───── Information supplied

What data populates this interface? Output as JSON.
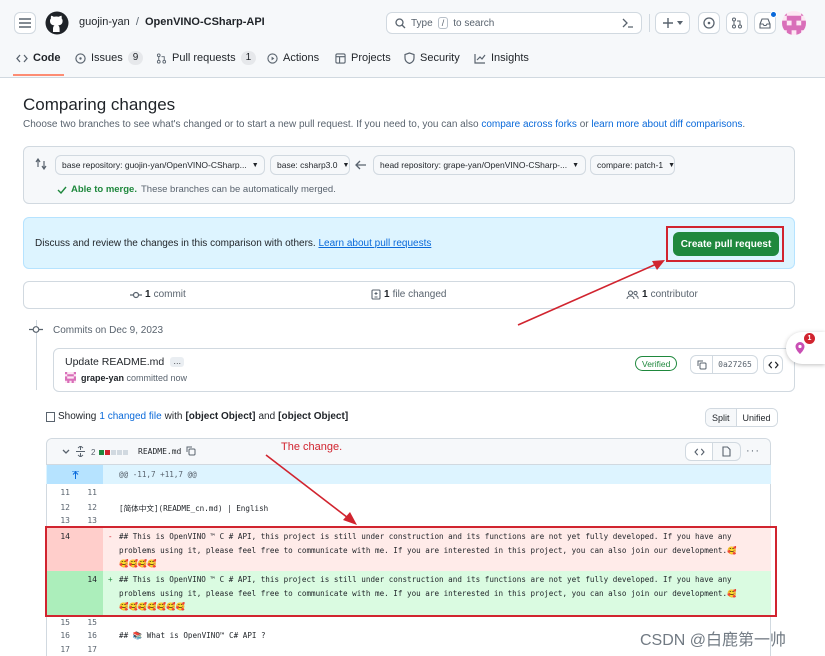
{
  "header": {
    "owner": "guojin-yan",
    "separator": "/",
    "repo": "OpenVINO-CSharp-API",
    "search": {
      "prefix": "Type",
      "key": "/",
      "suffix": "to search"
    }
  },
  "tabs": [
    {
      "label": "Code"
    },
    {
      "label": "Issues",
      "count": "9"
    },
    {
      "label": "Pull requests",
      "count": "1"
    },
    {
      "label": "Actions"
    },
    {
      "label": "Projects"
    },
    {
      "label": "Security"
    },
    {
      "label": "Insights"
    }
  ],
  "page": {
    "title": "Comparing changes",
    "subtitle": "Choose two branches to see what's changed or to start a new pull request. If you need to, you can also",
    "link1": "compare across forks",
    "or": "or",
    "link2": "learn more about diff comparisons",
    "end": "."
  },
  "compare": {
    "base_repo": "base repository: guojin-yan/OpenVINO-CSharp...",
    "base": "base: csharp3.0",
    "head_repo": "head repository: grape-yan/OpenVINO-CSharp-...",
    "compare": "compare: patch-1",
    "merge_strong": "Able to merge.",
    "merge_text": "These branches can be automatically merged."
  },
  "discuss": {
    "text": "Discuss and review the changes in this comparison with others.",
    "link": "Learn about pull requests",
    "button": "Create pull request"
  },
  "stats": {
    "commits_n": "1",
    "commits": "commit",
    "files_n": "1",
    "files": "file changed",
    "contrib_n": "1",
    "contrib": "contributor"
  },
  "commits": {
    "date": "Commits on Dec 9, 2023",
    "title": "Update README.md",
    "more": "…",
    "author": "grape-yan",
    "action": "committed now",
    "verified": "Verified",
    "sha": "0a27265"
  },
  "side_badge": "1",
  "diff": {
    "showing": "Showing",
    "changed_n": "1",
    "changed": "changed file",
    "with": "with",
    "add": {
      "n": "14",
      "sign": "+",
      "line1": "## This is OpenVINO ™  C # API, this project is still under construction and its functions are not yet fully developed. If you have any",
      "line2": "problems using it, please feel free to communicate with me. If you are interested in this project, you can also join our development.🥰",
      "line3": "🥰🥰🥰🥰🥰🥰🥰"
    },
    "and": "and",
    "del": {
      "o": "14",
      "sign": "-",
      "line1": "## This is OpenVINO ™  C # API, this project is still under construction and its functions are not yet fully developed. If you have any",
      "line2": "problems using it, please feel free to communicate with me. If you are interested in this project, you can also join our development.🥰",
      "line3": "🥰🥰🥰🥰"
    },
    "split": "Split",
    "unified": "Unified",
    "file_count": "2",
    "filename": "README.md",
    "hunk": "@@ -11,7 +11,7 @@",
    "annotation": "The change.",
    "rows": [
      {
        "o": "11",
        "n": "11",
        "t": ""
      },
      {
        "o": "12",
        "n": "12",
        "t": "[简体中文](README_cn.md) | English"
      },
      {
        "o": "13",
        "n": "13",
        "t": ""
      }
    ],
    "after": [
      {
        "o": "15",
        "n": "15",
        "t": ""
      },
      {
        "o": "16",
        "n": "16",
        "t": "## 📚 What is OpenVINO™ C# API ?"
      },
      {
        "o": "17",
        "n": "17",
        "t": ""
      }
    ]
  },
  "watermark": "CSDN @白鹿第一帅",
  "colors": {
    "accent": "#0969da",
    "green": "#1f883d",
    "red_annot": "#d1242f",
    "del_bg": "#ffebe9",
    "add_bg": "#dafbe1"
  }
}
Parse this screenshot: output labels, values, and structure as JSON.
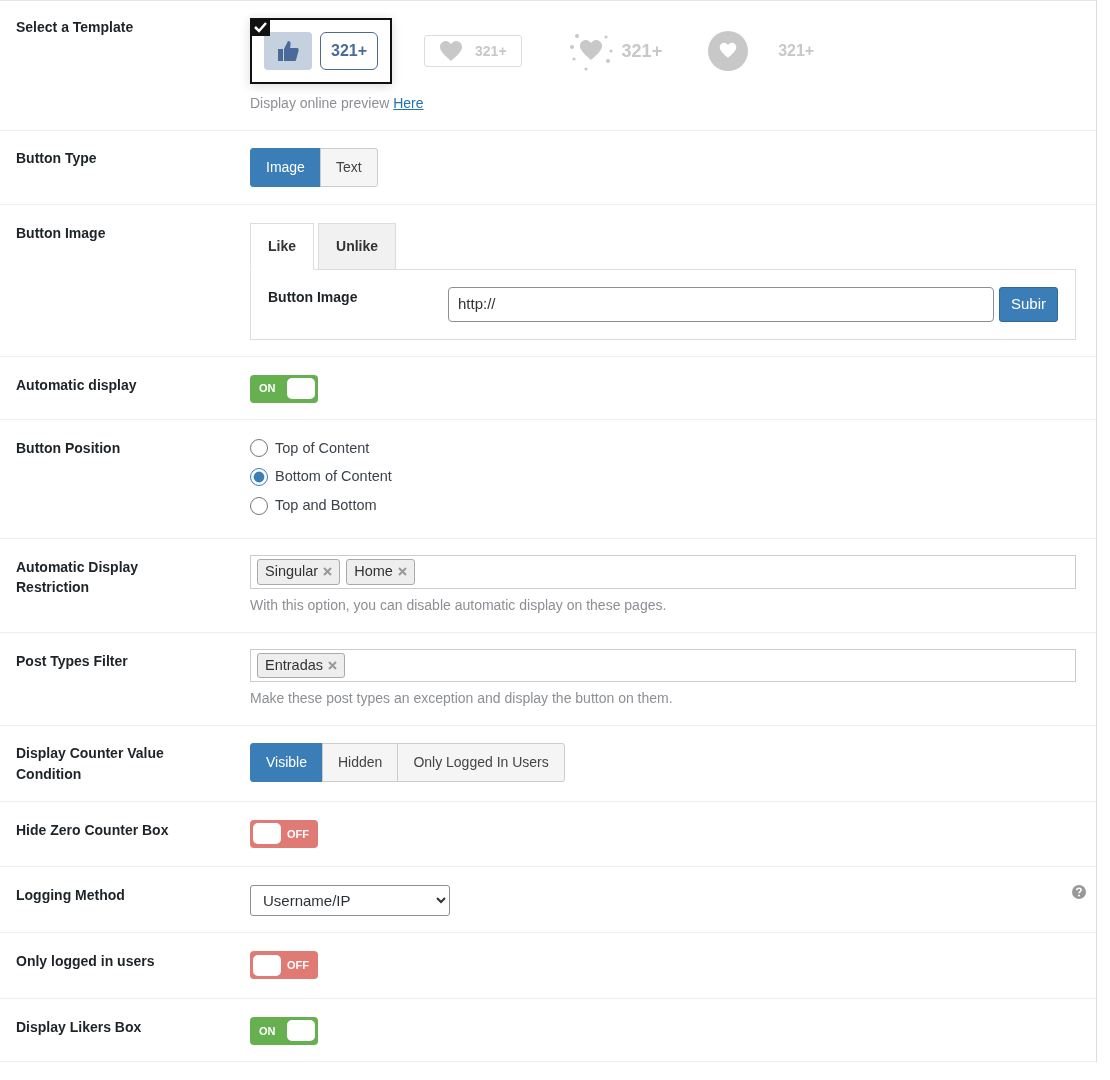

──────────

__Your instructions__. Pictures are not part of the copy; reproduce everything else in the records exactly.

__Output below__.
What data populates this interface? Output as JSON.
{
  "header": {
    "owner": "guojin-yan",
    "separator": "/",
    "repo": "OpenVINO-CSharp-API",
    "search": {
      "prefix": "Type",
      "key": "/",
      "suffix": "to search"
    }
  },
  "tabs": [
    {
      "label": "Code"
    },
    {
      "label": "Issues",
      "count": "9"
    },
    {
      "label": "Pull requests",
      "count": "1"
    },
    {
      "label": "Actions"
    },
    {
      "label": "Projects"
    },
    {
      "label": "Security"
    },
    {
      "label": "Insights"
    }
  ],
  "page": {
    "title": "Comparing changes",
    "subtitle": "Choose two branches to see what's changed or to start a new pull request. If you need to, you can also",
    "link1": "compare across forks",
    "or": "or",
    "link2": "learn more about diff comparisons",
    "end": "."
  },
  "compare": {
    "base_repo": "base repository: guojin-yan/OpenVINO-CSharp...",
    "base": "base: csharp3.0",
    "head_repo": "head repository: grape-yan/OpenVINO-CSharp-...",
    "compare": "compare: patch-1",
    "merge_strong": "Able to merge.",
    "merge_text": "These branches can be automatically merged."
  },
  "discuss": {
    "text": "Discuss and review the changes in this comparison with others.",
    "link": "Learn about pull requests",
    "button": "Create pull request"
  },
  "stats": {
    "commits_n": "1",
    "commits": "commit",
    "files_n": "1",
    "files": "file changed",
    "contrib_n": "1",
    "contrib": "contributor"
  },
  "commits": {
    "date": "Commits on Dec 9, 2023",
    "title": "Update README.md",
    "more": "…",
    "author": "grape-yan",
    "action": "committed now",
    "verified": "Verified",
    "sha": "0a27265"
  },
  "side_badge": "1",
  "diff": {
    "showing": "Showing",
    "changed_n": "1",
    "changed": "changed file",
    "with": "with",
    "add": {
      "n": "14",
      "sign": "+",
      "line1": "## This is OpenVINO ™  C # API, this project is still under construction and its functions are not yet fully developed. If you have any",
      "line2": "problems using it, please feel free to communicate with me. If you are interested in this project, you can also join our development.🥰",
      "line3": "🥰🥰🥰🥰🥰🥰🥰"
    },
    "and": "and",
    "del": {
      "o": "14",
      "sign": "-",
      "line1": "## This is OpenVINO ™  C # API, this project is still under construction and its functions are not yet fully developed. If you have any",
      "line2": "problems using it, please feel free to communicate with me. If you are interested in this project, you can also join our development.🥰",
      "line3": "🥰🥰🥰🥰"
    },
    "split": "Split",
    "unified": "Unified",
    "file_count": "2",
    "filename": "README.md",
    "hunk": "@@ -11,7 +11,7 @@",
    "annotation": "The change.",
    "rows": [
      {
        "o": "11",
        "n": "11",
        "t": ""
      },
      {
        "o": "12",
        "n": "12",
        "t": "[简体中文](README_cn.md) | English"
      },
      {
        "o": "13",
        "n": "13",
        "t": ""
      }
    ],
    "after": [
      {
        "o": "15",
        "n": "15",
        "t": ""
      },
      {
        "o": "16",
        "n": "16",
        "t": "## 📚 What is OpenVINO™ C# API ?"
      },
      {
        "o": "17",
        "n": "17",
        "t": ""
      }
    ]
  },
  "watermark": "CSDN @白鹿第一帅",
  "colors": {
    "accent": "#0969da",
    "green": "#1f883d",
    "red_annot": "#d1242f",
    "del_bg": "#ffebe9",
    "add_bg": "#dafbe1"
  }
}
Parse this screenshot: output labels, values, and structure as JSON.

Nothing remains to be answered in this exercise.